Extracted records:
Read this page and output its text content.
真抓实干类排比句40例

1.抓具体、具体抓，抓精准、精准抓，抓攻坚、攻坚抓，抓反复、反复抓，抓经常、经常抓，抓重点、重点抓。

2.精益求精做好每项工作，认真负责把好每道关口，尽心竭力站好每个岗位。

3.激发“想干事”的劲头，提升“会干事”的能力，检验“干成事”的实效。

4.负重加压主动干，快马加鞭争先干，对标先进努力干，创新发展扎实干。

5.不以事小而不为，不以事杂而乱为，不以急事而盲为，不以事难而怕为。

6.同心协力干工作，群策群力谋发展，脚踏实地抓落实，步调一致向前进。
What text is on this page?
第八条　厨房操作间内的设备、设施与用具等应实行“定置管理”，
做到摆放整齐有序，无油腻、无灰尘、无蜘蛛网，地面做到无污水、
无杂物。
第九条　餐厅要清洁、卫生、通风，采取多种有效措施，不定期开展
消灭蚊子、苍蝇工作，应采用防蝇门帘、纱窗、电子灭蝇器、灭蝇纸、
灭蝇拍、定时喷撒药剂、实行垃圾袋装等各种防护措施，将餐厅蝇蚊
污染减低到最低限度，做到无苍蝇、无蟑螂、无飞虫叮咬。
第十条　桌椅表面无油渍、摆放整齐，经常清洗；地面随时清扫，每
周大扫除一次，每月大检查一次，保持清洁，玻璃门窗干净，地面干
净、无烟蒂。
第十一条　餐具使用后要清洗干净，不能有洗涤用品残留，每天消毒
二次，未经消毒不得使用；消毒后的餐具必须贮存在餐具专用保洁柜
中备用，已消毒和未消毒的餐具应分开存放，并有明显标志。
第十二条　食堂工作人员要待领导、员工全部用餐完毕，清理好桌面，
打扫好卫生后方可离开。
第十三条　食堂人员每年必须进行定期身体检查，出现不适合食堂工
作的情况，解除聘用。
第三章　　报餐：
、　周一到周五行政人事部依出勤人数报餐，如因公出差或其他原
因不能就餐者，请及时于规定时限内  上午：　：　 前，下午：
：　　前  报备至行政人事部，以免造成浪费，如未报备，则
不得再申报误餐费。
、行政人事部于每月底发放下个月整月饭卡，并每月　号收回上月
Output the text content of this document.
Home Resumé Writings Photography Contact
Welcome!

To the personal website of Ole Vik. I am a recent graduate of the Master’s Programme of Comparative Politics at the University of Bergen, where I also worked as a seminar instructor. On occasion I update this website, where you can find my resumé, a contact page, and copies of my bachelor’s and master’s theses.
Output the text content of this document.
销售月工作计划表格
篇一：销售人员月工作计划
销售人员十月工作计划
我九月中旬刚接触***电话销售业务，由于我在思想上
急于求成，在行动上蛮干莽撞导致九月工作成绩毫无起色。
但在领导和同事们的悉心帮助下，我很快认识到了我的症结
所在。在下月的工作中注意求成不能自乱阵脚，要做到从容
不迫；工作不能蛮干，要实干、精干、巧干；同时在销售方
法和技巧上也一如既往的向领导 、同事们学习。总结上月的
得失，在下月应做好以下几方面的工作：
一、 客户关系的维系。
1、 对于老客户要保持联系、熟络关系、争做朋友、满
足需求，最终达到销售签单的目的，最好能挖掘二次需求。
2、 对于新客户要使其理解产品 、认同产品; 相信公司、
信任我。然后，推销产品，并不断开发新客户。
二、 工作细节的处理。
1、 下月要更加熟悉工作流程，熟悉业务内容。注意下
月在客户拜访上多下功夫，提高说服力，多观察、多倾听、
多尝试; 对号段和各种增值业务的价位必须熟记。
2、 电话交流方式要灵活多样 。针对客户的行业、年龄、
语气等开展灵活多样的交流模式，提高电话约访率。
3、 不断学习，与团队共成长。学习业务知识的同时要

:: The request ::
Send back every record, precisely as written.

:: Correct output ::
Read this page and output its text content.
真抓实干类排比句40例

1.抓具体、具体抓，抓精准、精准抓，抓攻坚、攻坚抓，抓反复、反复抓，抓经常、经常抓，抓重点、重点抓。

2.精益求精做好每项工作，认真负责把好每道关口，尽心竭力站好每个岗位。

3.激发“想干事”的劲头，提升“会干事”的能力，检验“干成事”的实效。

4.负重加压主动干，快马加鞭争先干，对标先进努力干，创新发展扎实干。

5.不以事小而不为，不以事杂而乱为，不以急事而盲为，不以事难而怕为。

6.同心协力干工作，群策群力谋发展，脚踏实地抓落实，步调一致向前进。
What text is on this page?
第八条　厨房操作间内的设备、设施与用具等应实行“定置管理”，
做到摆放整齐有序，无油腻、无灰尘、无蜘蛛网，地面做到无污水、
无杂物。
第九条　餐厅要清洁、卫生、通风，采取多种有效措施，不定期开展
消灭蚊子、苍蝇工作，应采用防蝇门帘、纱窗、电子灭蝇器、灭蝇纸、
灭蝇拍、定时喷撒药剂、实行垃圾袋装等各种防护措施，将餐厅蝇蚊
污染减低到最低限度，做到无苍蝇、无蟑螂、无飞虫叮咬。
第十条　桌椅表面无油渍、摆放整齐，经常清洗；地面随时清扫，每
周大扫除一次，每月大检查一次，保持清洁，玻璃门窗干净，地面干
净、无烟蒂。
第十一条　餐具使用后要清洗干净，不能有洗涤用品残留，每天消毒
二次，未经消毒不得使用；消毒后的餐具必须贮存在餐具专用保洁柜
中备用，已消毒和未消毒的餐具应分开存放，并有明显标志。
第十二条　食堂工作人员要待领导、员工全部用餐完毕，清理好桌面，
打扫好卫生后方可离开。
第十三条　食堂人员每年必须进行定期身体检查，出现不适合食堂工
作的情况，解除聘用。
第三章　　报餐：
、　周一到周五行政人事部依出勤人数报餐，如因公出差或其他原
因不能就餐者，请及时于规定时限内  上午：　：　 前，下午：
：　　前  报备至行政人事部，以免造成浪费，如未报备，则
不得再申报误餐费。
、行政人事部于每月底发放下个月整月饭卡，并每月　号收回上月
Output the text content of this document.
Home Resumé Writings Photography Contact
Welcome!

To the personal website of Ole Vik. I am a recent graduate of the Master’s Programme of Comparative Politics at the University of Bergen, where I also worked as a seminar instructor. On occasion I update this website, where you can find my resumé, a contact page, and copies of my bachelor’s and master’s theses.
Output the text content of this document.
销售月工作计划表格
篇一：销售人员月工作计划
销售人员十月工作计划
我九月中旬刚接触***电话销售业务，由于我在思想上
急于求成，在行动上蛮干莽撞导致九月工作成绩毫无起色。
但在领导和同事们的悉心帮助下，我很快认识到了我的症结
所在。在下月的工作中注意求成不能自乱阵脚，要做到从容
不迫；工作不能蛮干，要实干、精干、巧干；同时在销售方
法和技巧上也一如既往的向领导 、同事们学习。总结上月的
得失，在下月应做好以下几方面的工作：
一、 客户关系的维系。
1、 对于老客户要保持联系、熟络关系、争做朋友、满
足需求，最终达到销售签单的目的，最好能挖掘二次需求。
2、 对于新客户要使其理解产品 、认同产品; 相信公司、
信任我。然后，推销产品，并不断开发新客户。
二、 工作细节的处理。
1、 下月要更加熟悉工作流程，熟悉业务内容。注意下
月在客户拜访上多下功夫，提高说服力，多观察、多倾听、
多尝试; 对号段和各种增值业务的价位必须熟记。
2、 电话交流方式要灵活多样 。针对客户的行业、年龄、
语气等开展灵活多样的交流模式，提高电话约访率。
3、 不断学习，与团队共成长。学习业务知识的同时要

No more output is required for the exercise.